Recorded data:
>> begin

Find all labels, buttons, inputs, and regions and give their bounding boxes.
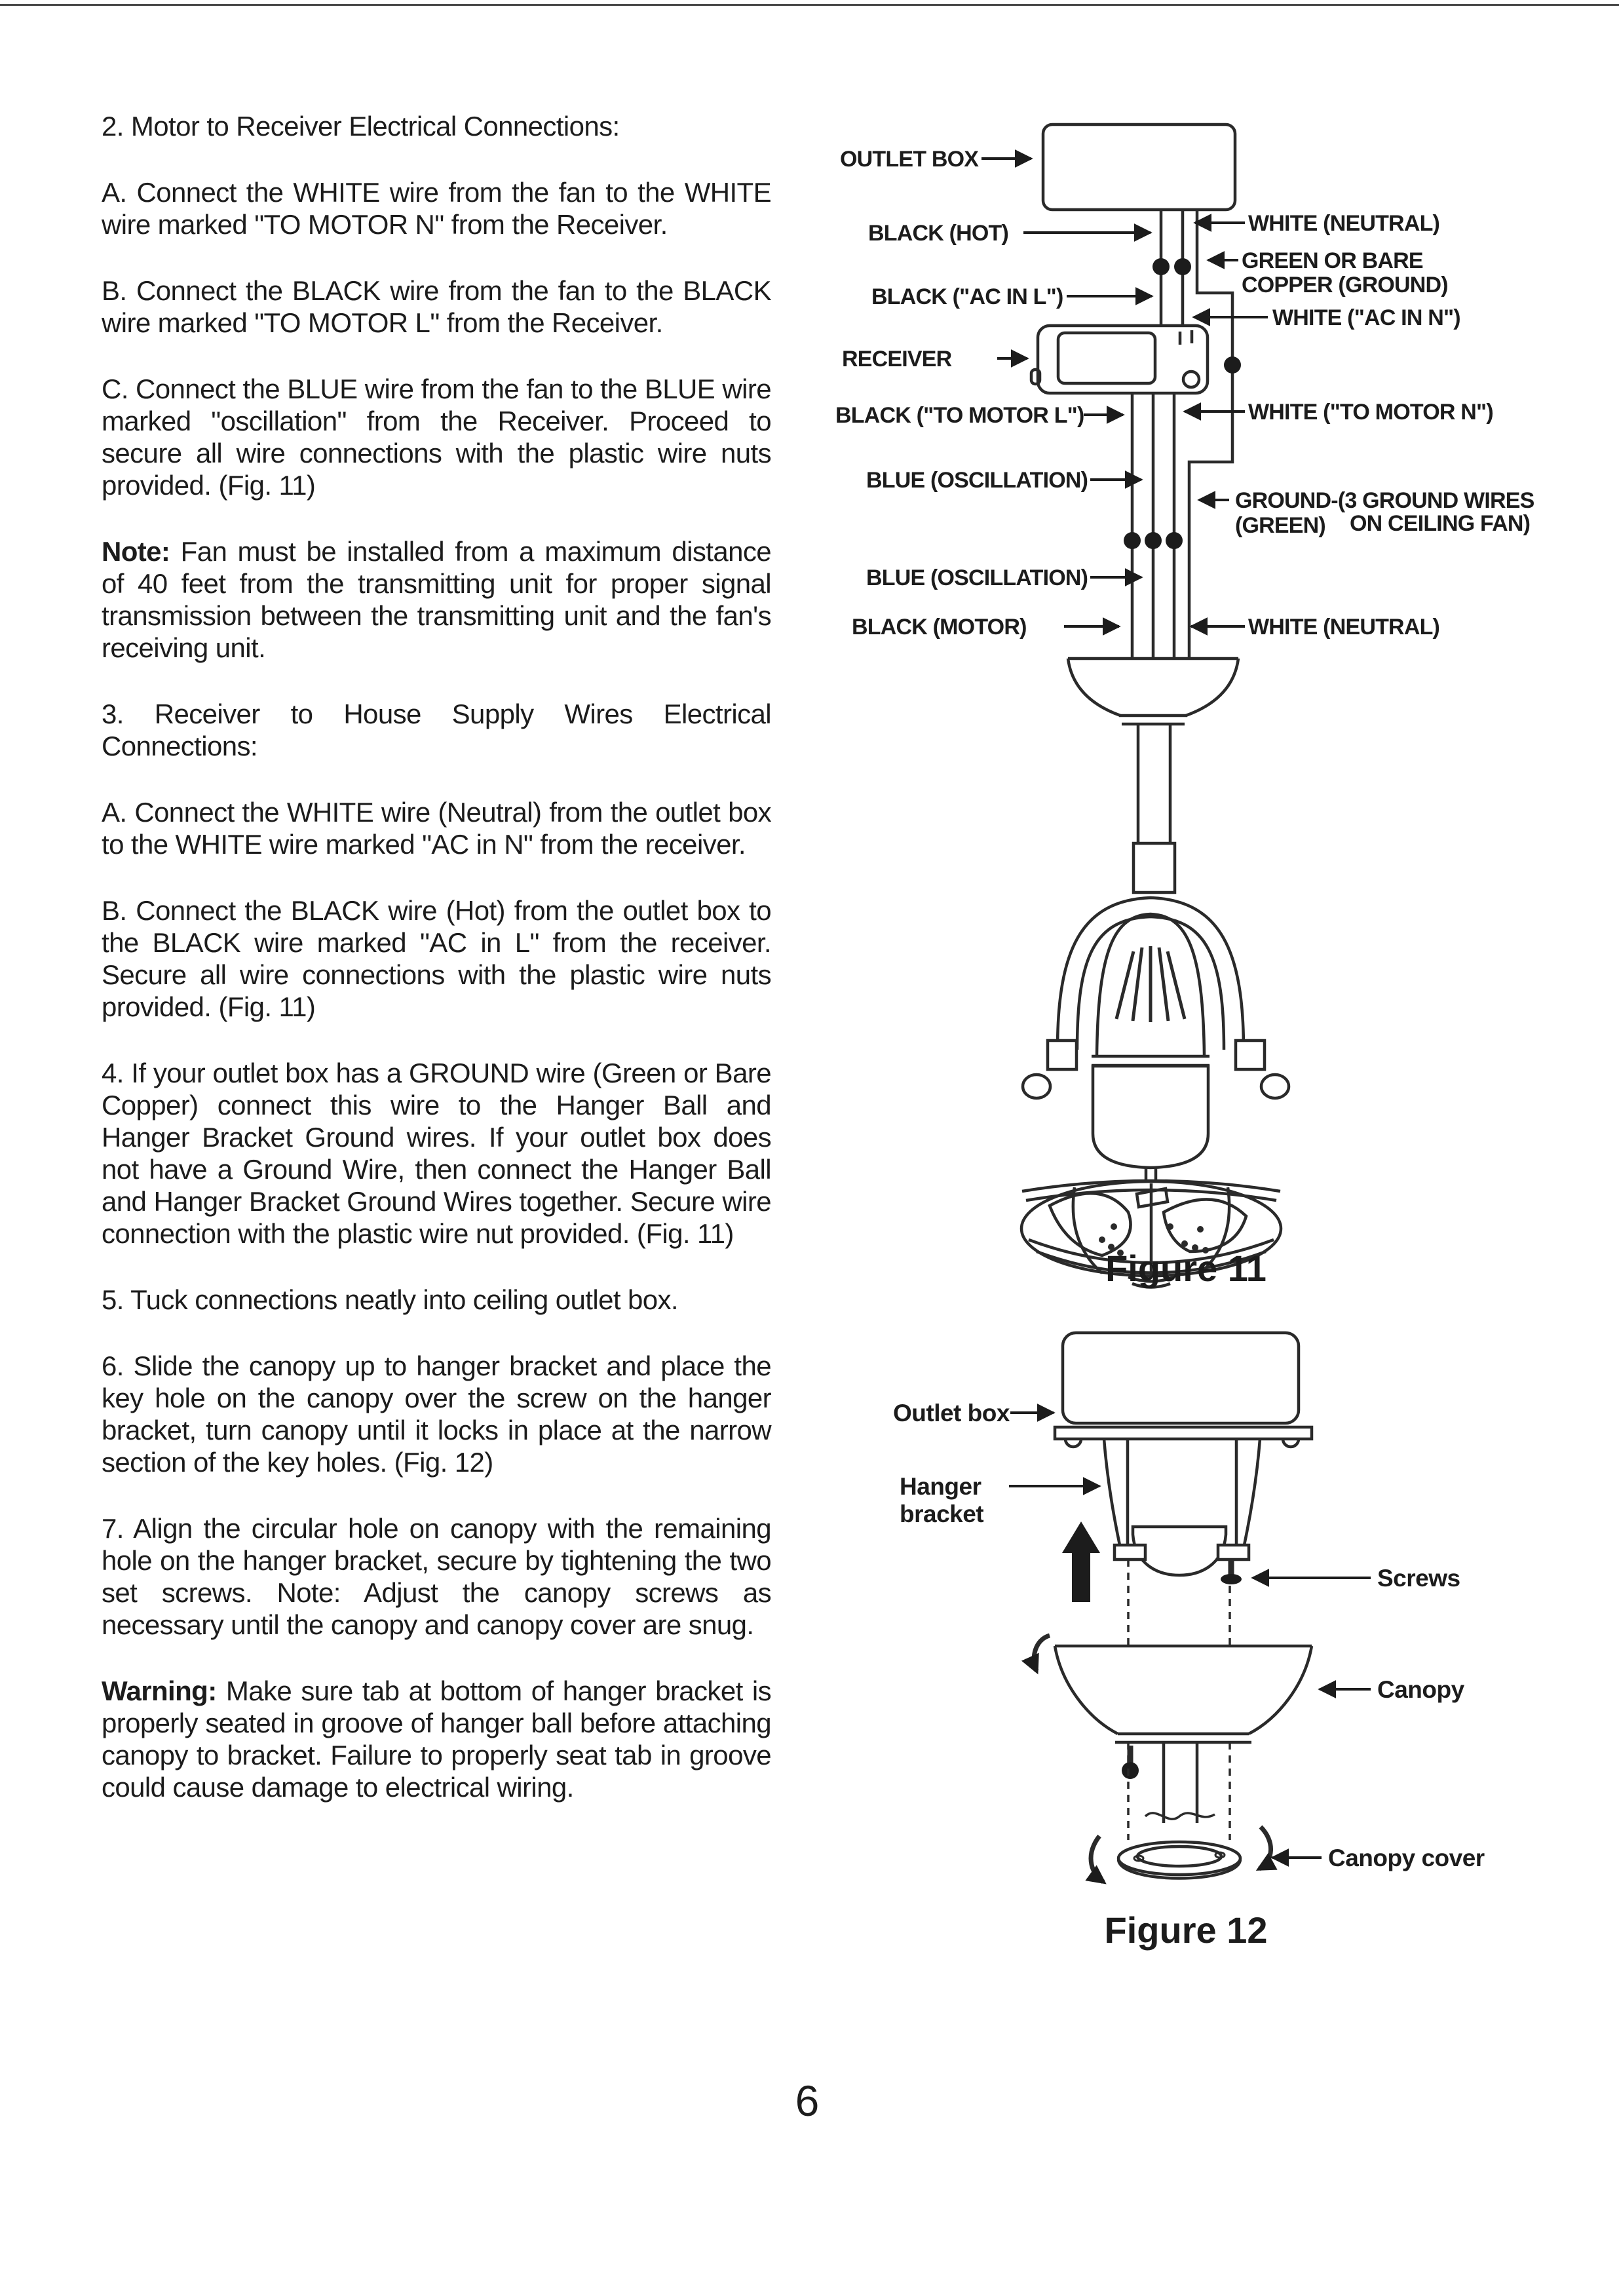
fig11-label-green-ground-1: GREEN OR BARE [1242,248,1423,273]
paragraph-text: B. Connect the BLACK wire (Hot) from the outlet box to the BLACK wire marked "AC in L" from the receiver. Secure all wire connections with the plastic wire nuts provided. (Fig. 11) [102,895,771,1022]
rotate-arrow-icon [1034,1636,1050,1671]
fan-arch-bracket [1048,1041,1076,1069]
paragraph-2c [102,373,771,501]
fig11-label-black-hot: BLACK (HOT) [868,221,1009,246]
fig12-label-outlet-box: Outlet box [893,1400,1010,1426]
paragraph-step5 [102,1284,771,1316]
fig11-label-black-to-motor-l: BLACK ("TO MOTOR L") [835,403,1084,428]
fig11-label-black-ac-in-l: BLACK ("AC IN L") [871,284,1063,309]
bracket-foot [1218,1545,1249,1559]
label-arrows [1009,1413,1371,1858]
fig11-label-black-motor: BLACK (MOTOR) [852,615,1027,640]
paragraph-note [102,535,771,664]
hanger-ball [1133,1527,1226,1575]
fig11-label-white-ac-in-n: WHITE ("AC IN N") [1272,305,1460,330]
fan-motor-body [1093,1066,1208,1168]
paragraph-step4 [102,1057,771,1250]
canopy-left [1055,1646,1118,1734]
figure12-caption: Figure 12 [1104,1909,1268,1951]
bracket-leg-right-outer [1244,1439,1260,1545]
figure11-caption: Figure 11 [1105,1248,1267,1289]
paragraph-text: Fan must be installed from a maximum distance of 40 feet from the transmitting unit for proper signal transmission between the transmitting unit and the fan's receiving unit. [102,536,771,663]
paragraph-text: Make sure tab at bottom of hanger bracket is properly seated in groove of hanger ball before attaching canopy to bracket. Failure to properly seat tab in groove could cause damage to electrical wiring. [102,1675,771,1803]
canopy-cover-ring-inner [1137,1846,1221,1866]
figure11-wiring-diagram [806,98,1619,1311]
paragraph-prefix-warning: Warning: [102,1675,217,1706]
fig11-label-blue-oscillation-2: BLUE (OSCILLATION) [866,565,1088,590]
fig11-label-outlet-box: OUTLET BOX [840,147,979,172]
fan-arch-bracket [1236,1041,1265,1069]
fig11-label-ground-wires-3: ON CEILING FAN) [1350,511,1531,536]
paragraph-text: 3. Receiver to House Supply Wires Electrical Connections: [102,698,771,761]
wire-ground [1189,210,1232,659]
bracket-foot [1114,1545,1145,1559]
figure12-canopy-diagram [806,1304,1619,1959]
paragraph-step7 [102,1512,771,1641]
paragraph-text: 4. If your outlet box has a GROUND wire (Green or Bare Copper) connect this wire to the Hanger Ball and Hanger Bracket Ground wires. If your outlet box does not have a Ground Wire, then connect the Hanger Ball and Hanger Bracket Ground Wires together. Secure wire connection with the plastic wire nut provided. (Fig. 11) [102,1058,771,1249]
fig12-label-screws: Screws [1377,1565,1460,1592]
page-top-scan-line [0,4,1619,6]
up-arrow-icon [1062,1521,1100,1602]
fan-blades [1050,1189,1246,1255]
instructions-column [102,110,771,1837]
paragraph-prefix-note: Note: [102,536,170,567]
rotate-arrow-icon [1259,1827,1271,1869]
fan-canopy-right [1186,659,1238,716]
paragraph-text: 7. Align the circular hole on canopy with the remaining hole on the hanger bracket, secure by tightening the two set screws. Note: Adjust the canopy screws as necessary until the canopy and canopy cover are snug. [102,1513,771,1640]
paragraph-3b [102,894,771,1023]
paragraph-text: 2. Motor to Receiver Electrical Connections: [102,111,620,142]
receiver-antenna-nub [1031,370,1040,384]
paragraph-3a [102,796,771,860]
fig11-label-green-ground-2: COPPER (GROUND) [1242,273,1448,297]
paragraph-2b [102,275,771,339]
paragraph-text: B. Connect the BLACK wire from the fan to the BLACK wire marked "TO MOTOR L" from the Receiver. [102,275,771,338]
paragraph-section3-heading [102,698,771,762]
fig12-label-canopy: Canopy [1377,1676,1464,1703]
screw-head [1122,1762,1139,1779]
fig11-label-white-neutral-bottom: WHITE (NEUTRAL) [1248,615,1440,640]
paragraph-section2-heading [102,110,771,142]
canopy-right [1249,1646,1312,1734]
paragraph-text: A. Connect the WHITE wire from the fan to the WHITE wire marked "TO MOTOR N" from the Receiver. [102,177,771,240]
rotate-arrow-icon [1091,1836,1103,1882]
screw-head [1221,1574,1242,1584]
fig11-label-receiver: RECEIVER [842,347,952,372]
paragraph-text: C. Connect the BLUE wire from the fan to the BLUE wire marked "oscillation" from the Receiver. Proceed to secure all wire connections with the plastic wire nuts provided. (Fig. 11) [102,373,771,501]
paragraph-text: A. Connect the WHITE wire (Neutral) from the outlet box to the WHITE wire marked "AC in N" from the receiver. [102,797,771,860]
downrod-coupler [1133,843,1175,892]
outlet-box-shape [1063,1333,1299,1423]
bracket-leg-left-outer [1104,1439,1120,1545]
outlet-box-shape [1043,124,1235,210]
fig11-label-blue-oscillation-1: BLUE (OSCILLATION) [866,468,1088,493]
fig11-label-ground-wires-1: GROUND-(3 GROUND WIRES [1235,488,1534,513]
fan-side-knob [1261,1075,1289,1098]
page-number: 6 [795,2076,820,2125]
fig11-label-ground-wires-2: (GREEN) [1235,513,1325,538]
fig12-label-hanger-bracket-1: Hanger [900,1473,981,1500]
fig11-label-white-to-motor-n: WHITE ("TO MOTOR N") [1248,400,1493,425]
fig12-label-canopy-cover: Canopy cover [1328,1845,1485,1871]
fan-motor-vents [1116,946,1185,1022]
fan-side-knob [1023,1075,1050,1098]
fig11-label-white-neutral-top: WHITE (NEUTRAL) [1248,211,1440,236]
fig12-label-hanger-bracket-2: bracket [900,1501,984,1527]
paragraph-text: 5. Tuck connections neatly into ceiling outlet box. [102,1284,678,1315]
paragraph-warning [102,1675,771,1803]
paragraph-step6 [102,1350,771,1478]
hanging-wire [1145,1813,1215,1819]
paragraph-text: 6. Slide the canopy up to hanger bracket and place the key hole on the canopy over the screw on the hanger bracket, turn canopy until it locks in place at the narrow section of the key holes. (Fig. 12) [102,1350,771,1478]
ceiling-plate [1055,1427,1312,1439]
fan-canopy-left [1068,659,1120,716]
paragraph-2a [102,176,771,240]
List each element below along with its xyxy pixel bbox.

>> end

Repeat every line of the recorded data with "plastic wire nuts" swapped for "plastic wire connectors" and everything else unchanged. Omit the pictures from your answer.

■ **In response**:
Find all labels, buttons, inputs, and regions and give their bounding boxes.
fig11-label-green-ground-1: GREEN OR BARE [1242,248,1423,273]
paragraph-text: B. Connect the BLACK wire (Hot) from the outlet box to the BLACK wire marked "AC in L" from the receiver. Secure all wire connections with the plastic wire connectors provided. (Fig. 11) [102,895,771,1022]
rotate-arrow-icon [1034,1636,1050,1671]
fan-arch-bracket [1048,1041,1076,1069]
paragraph-2c [102,373,771,501]
fig11-label-black-hot: BLACK (HOT) [868,221,1009,246]
fig12-label-outlet-box: Outlet box [893,1400,1010,1426]
paragraph-step5 [102,1284,771,1316]
fig11-label-black-to-motor-l: BLACK ("TO MOTOR L") [835,403,1084,428]
fig11-label-black-ac-in-l: BLACK ("AC IN L") [871,284,1063,309]
bracket-foot [1218,1545,1249,1559]
label-arrows [1009,1413,1371,1858]
fig11-label-black-motor: BLACK (MOTOR) [852,615,1027,640]
paragraph-note [102,535,771,664]
hanger-ball [1133,1527,1226,1575]
fig11-label-white-ac-in-n: WHITE ("AC IN N") [1272,305,1460,330]
fan-motor-body [1093,1066,1208,1168]
paragraph-step4 [102,1057,771,1250]
canopy-left [1055,1646,1118,1734]
figure12-caption: Figure 12 [1104,1909,1268,1951]
bracket-leg-right-outer [1244,1439,1260,1545]
figure11-caption: Figure 11 [1105,1248,1267,1289]
paragraph-text: Fan must be installed from a maximum distance of 40 feet from the transmitting unit for proper signal transmission between the transmitting unit and the fan's receiving unit. [102,536,771,663]
paragraph-text: Make sure tab at bottom of hanger bracket is properly seated in groove of hanger ball before attaching canopy to bracket. Failure to properly seat tab in groove could cause damage to electrical wiring. [102,1675,771,1803]
canopy-cover-ring-inner [1137,1846,1221,1866]
figure11-wiring-diagram [806,98,1619,1311]
paragraph-prefix-warning: Warning: [102,1675,217,1706]
fig11-label-blue-oscillation-2: BLUE (OSCILLATION) [866,565,1088,590]
fig11-label-outlet-box: OUTLET BOX [840,147,979,172]
fan-arch-bracket [1236,1041,1265,1069]
fig11-label-ground-wires-3: ON CEILING FAN) [1350,511,1531,536]
paragraph-text: 3. Receiver to House Supply Wires Electrical Connections: [102,698,771,761]
wire-ground [1189,210,1232,659]
bracket-foot [1114,1545,1145,1559]
figure12-canopy-diagram [806,1304,1619,1959]
paragraph-step7 [102,1512,771,1641]
paragraph-text: 4. If your outlet box has a GROUND wire (Green or Bare Copper) connect this wire to the Hanger Ball and Hanger Bracket Ground wires. If your outlet box does not have a Ground Wire, then connect the Hanger Ball and Hanger Bracket Ground Wires together. Secure wire connection with the plastic wire nut provided. (Fig. 11) [102,1058,771,1249]
fig12-label-screws: Screws [1377,1565,1460,1592]
page-top-scan-line [0,4,1619,6]
up-arrow-icon [1062,1521,1100,1602]
fan-blades [1050,1189,1246,1255]
instructions-column [102,110,771,1837]
paragraph-prefix-note: Note: [102,536,170,567]
rotate-arrow-icon [1259,1827,1271,1869]
fan-canopy-right [1186,659,1238,716]
paragraph-text: 7. Align the circular hole on canopy with the remaining hole on the hanger bracket, secure by tightening the two set screws. Note: Adjust the canopy screws as necessary until the canopy and canopy cover are snug. [102,1513,771,1640]
paragraph-3b [102,894,771,1023]
paragraph-text: 2. Motor to Receiver Electrical Connections: [102,111,620,142]
receiver-antenna-nub [1031,370,1040,384]
paragraph-3a [102,796,771,860]
fig11-label-green-ground-2: COPPER (GROUND) [1242,273,1448,297]
paragraph-2b [102,275,771,339]
paragraph-text: B. Connect the BLACK wire from the fan to the BLACK wire marked "TO MOTOR L" from the Receiver. [102,275,771,338]
paragraph-section3-heading [102,698,771,762]
fig12-label-canopy: Canopy [1377,1676,1464,1703]
screw-head [1122,1762,1139,1779]
fig11-label-white-neutral-bottom: WHITE (NEUTRAL) [1248,615,1440,640]
paragraph-section2-heading [102,110,771,142]
canopy-right [1249,1646,1312,1734]
paragraph-text: A. Connect the WHITE wire from the fan to the WHITE wire marked "TO MOTOR N" from the Receiver. [102,177,771,240]
rotate-arrow-icon [1091,1836,1103,1882]
screw-head [1221,1574,1242,1584]
fig11-label-receiver: RECEIVER [842,347,952,372]
paragraph-text: C. Connect the BLUE wire from the fan to the BLUE wire marked "oscillation" from the Receiver. Proceed to secure all wire connections with the plastic wire connectors provided. (Fig. 11) [102,373,771,501]
paragraph-text: A. Connect the WHITE wire (Neutral) from the outlet box to the WHITE wire marked "AC in N" from the receiver. [102,797,771,860]
downrod-coupler [1133,843,1175,892]
outlet-box-shape [1063,1333,1299,1423]
bracket-leg-left-outer [1104,1439,1120,1545]
outlet-box-shape [1043,124,1235,210]
fig11-label-blue-oscillation-1: BLUE (OSCILLATION) [866,468,1088,493]
fig11-label-ground-wires-1: GROUND-(3 GROUND WIRES [1235,488,1534,513]
fan-side-knob [1261,1075,1289,1098]
page-number: 6 [795,2076,820,2125]
fig11-label-ground-wires-2: (GREEN) [1235,513,1325,538]
fig12-label-hanger-bracket-1: Hanger [900,1473,981,1500]
fig11-label-white-to-motor-n: WHITE ("TO MOTOR N") [1248,400,1493,425]
fig12-label-canopy-cover: Canopy cover [1328,1845,1485,1871]
fan-motor-vents [1116,946,1185,1022]
fan-side-knob [1023,1075,1050,1098]
fig11-label-white-neutral-top: WHITE (NEUTRAL) [1248,211,1440,236]
fig12-label-hanger-bracket-2: bracket [900,1501,984,1527]
paragraph-text: 5. Tuck connections neatly into ceiling outlet box. [102,1284,678,1315]
paragraph-warning [102,1675,771,1803]
paragraph-step6 [102,1350,771,1478]
hanging-wire [1145,1813,1215,1819]
paragraph-text: 6. Slide the canopy up to hanger bracket and place the key hole on the canopy over the screw on the hanger bracket, turn canopy until it locks in place at the narrow section of the key holes. (Fig. 12) [102,1350,771,1478]
ceiling-plate [1055,1427,1312,1439]
fan-canopy-left [1068,659,1120,716]
paragraph-2a [102,176,771,240]
List each element below along with its xyxy pixel bbox.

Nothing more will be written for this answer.